WRITTEN TASK:
Which lines contain the string "JSON"? Please list every one of them.

Records excerpted from a collection
━━━━━━

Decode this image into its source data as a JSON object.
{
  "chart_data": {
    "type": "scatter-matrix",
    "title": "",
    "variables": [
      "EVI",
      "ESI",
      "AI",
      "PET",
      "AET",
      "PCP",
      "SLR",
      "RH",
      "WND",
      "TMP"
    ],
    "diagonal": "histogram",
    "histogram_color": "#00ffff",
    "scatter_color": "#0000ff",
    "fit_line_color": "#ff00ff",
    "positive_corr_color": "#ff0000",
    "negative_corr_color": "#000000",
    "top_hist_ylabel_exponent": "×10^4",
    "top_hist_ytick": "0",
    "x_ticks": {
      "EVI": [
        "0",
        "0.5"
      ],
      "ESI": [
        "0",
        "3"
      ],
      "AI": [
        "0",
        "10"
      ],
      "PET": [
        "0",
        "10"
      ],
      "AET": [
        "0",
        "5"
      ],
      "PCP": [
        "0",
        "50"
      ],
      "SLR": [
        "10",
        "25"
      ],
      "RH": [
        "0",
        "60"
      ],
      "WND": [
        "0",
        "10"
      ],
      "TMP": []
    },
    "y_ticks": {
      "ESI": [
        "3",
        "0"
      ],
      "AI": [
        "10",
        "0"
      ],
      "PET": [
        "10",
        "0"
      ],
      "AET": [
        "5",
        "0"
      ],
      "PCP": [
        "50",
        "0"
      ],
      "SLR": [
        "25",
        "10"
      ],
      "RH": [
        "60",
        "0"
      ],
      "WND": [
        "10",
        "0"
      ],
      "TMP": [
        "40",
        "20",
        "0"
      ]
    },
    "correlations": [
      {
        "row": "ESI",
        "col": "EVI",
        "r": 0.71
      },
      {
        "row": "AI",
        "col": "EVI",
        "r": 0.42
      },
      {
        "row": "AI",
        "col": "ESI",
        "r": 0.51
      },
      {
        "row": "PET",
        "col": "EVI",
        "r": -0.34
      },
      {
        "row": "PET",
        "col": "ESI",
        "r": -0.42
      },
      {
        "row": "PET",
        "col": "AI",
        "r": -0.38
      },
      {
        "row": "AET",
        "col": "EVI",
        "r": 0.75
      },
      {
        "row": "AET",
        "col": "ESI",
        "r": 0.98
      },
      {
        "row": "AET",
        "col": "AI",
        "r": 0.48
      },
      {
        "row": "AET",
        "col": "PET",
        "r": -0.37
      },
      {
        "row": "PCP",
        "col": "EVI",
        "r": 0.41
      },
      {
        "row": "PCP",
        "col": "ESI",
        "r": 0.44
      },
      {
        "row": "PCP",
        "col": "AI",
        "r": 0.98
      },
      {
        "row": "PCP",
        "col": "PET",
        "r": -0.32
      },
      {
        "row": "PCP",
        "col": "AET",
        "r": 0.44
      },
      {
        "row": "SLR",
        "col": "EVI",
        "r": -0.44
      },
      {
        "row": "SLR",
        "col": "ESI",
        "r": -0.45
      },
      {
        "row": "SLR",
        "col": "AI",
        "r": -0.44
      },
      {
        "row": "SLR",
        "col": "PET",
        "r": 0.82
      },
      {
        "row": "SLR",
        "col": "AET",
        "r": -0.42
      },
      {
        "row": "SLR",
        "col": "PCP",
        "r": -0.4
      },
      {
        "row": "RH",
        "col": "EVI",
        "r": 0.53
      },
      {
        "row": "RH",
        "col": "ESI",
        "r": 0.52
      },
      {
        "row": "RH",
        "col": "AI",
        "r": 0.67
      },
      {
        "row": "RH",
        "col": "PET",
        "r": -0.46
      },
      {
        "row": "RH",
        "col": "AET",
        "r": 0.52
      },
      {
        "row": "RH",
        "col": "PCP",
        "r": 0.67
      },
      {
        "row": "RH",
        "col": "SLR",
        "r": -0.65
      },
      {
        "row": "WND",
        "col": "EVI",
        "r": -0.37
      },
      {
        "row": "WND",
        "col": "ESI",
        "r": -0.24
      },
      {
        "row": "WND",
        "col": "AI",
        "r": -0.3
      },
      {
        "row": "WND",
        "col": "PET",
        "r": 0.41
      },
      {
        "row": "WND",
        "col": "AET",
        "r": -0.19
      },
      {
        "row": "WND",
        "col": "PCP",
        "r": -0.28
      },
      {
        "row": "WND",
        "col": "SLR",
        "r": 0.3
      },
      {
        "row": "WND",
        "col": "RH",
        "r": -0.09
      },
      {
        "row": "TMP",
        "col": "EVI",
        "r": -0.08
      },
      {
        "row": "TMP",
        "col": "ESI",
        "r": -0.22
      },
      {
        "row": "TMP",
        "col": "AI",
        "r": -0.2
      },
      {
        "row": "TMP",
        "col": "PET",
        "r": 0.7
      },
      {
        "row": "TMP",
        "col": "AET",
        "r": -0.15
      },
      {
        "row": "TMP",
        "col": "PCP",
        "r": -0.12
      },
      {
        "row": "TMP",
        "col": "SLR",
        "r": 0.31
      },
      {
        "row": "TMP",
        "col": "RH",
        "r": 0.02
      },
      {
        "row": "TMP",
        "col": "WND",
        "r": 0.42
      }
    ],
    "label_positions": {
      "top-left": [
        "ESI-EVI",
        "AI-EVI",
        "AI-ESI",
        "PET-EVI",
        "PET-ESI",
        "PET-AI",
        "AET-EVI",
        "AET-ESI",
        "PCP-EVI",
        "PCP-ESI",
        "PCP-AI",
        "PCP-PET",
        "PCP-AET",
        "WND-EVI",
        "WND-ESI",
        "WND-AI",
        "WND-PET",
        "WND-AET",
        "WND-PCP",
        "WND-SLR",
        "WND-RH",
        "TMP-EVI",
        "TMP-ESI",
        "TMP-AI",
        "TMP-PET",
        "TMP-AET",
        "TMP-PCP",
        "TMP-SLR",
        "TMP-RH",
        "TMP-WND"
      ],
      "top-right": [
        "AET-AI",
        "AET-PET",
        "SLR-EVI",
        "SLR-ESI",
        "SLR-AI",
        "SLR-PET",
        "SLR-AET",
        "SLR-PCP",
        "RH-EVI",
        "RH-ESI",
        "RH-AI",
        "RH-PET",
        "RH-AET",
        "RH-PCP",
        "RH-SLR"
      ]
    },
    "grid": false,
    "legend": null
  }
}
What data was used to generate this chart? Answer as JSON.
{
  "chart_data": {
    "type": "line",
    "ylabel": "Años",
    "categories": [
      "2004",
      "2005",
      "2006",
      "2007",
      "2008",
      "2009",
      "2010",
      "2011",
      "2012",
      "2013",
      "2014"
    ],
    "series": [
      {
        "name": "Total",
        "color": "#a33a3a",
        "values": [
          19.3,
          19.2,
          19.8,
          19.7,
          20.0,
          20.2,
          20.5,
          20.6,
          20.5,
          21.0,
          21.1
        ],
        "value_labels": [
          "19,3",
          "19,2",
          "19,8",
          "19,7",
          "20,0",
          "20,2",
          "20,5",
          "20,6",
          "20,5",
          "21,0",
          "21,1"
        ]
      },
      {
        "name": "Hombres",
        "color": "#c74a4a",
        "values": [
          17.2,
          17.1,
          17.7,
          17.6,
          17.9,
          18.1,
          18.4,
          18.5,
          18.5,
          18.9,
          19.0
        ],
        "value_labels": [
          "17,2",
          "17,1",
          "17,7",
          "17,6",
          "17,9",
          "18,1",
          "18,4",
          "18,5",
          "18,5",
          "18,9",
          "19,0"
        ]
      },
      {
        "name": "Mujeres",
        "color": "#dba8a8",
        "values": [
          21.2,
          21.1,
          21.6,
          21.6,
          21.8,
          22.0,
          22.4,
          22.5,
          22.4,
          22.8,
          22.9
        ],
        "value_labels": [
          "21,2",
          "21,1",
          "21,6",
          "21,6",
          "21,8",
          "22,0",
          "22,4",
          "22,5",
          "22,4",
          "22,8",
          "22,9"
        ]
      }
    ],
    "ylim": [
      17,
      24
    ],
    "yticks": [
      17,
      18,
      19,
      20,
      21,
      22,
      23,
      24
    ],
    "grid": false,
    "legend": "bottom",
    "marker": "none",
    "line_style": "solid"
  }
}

━━━━━━

EXERCISE SOLUTION:
Decode this image into its source data as a JSON object.
What data was used to generate this chart? Answer as JSON.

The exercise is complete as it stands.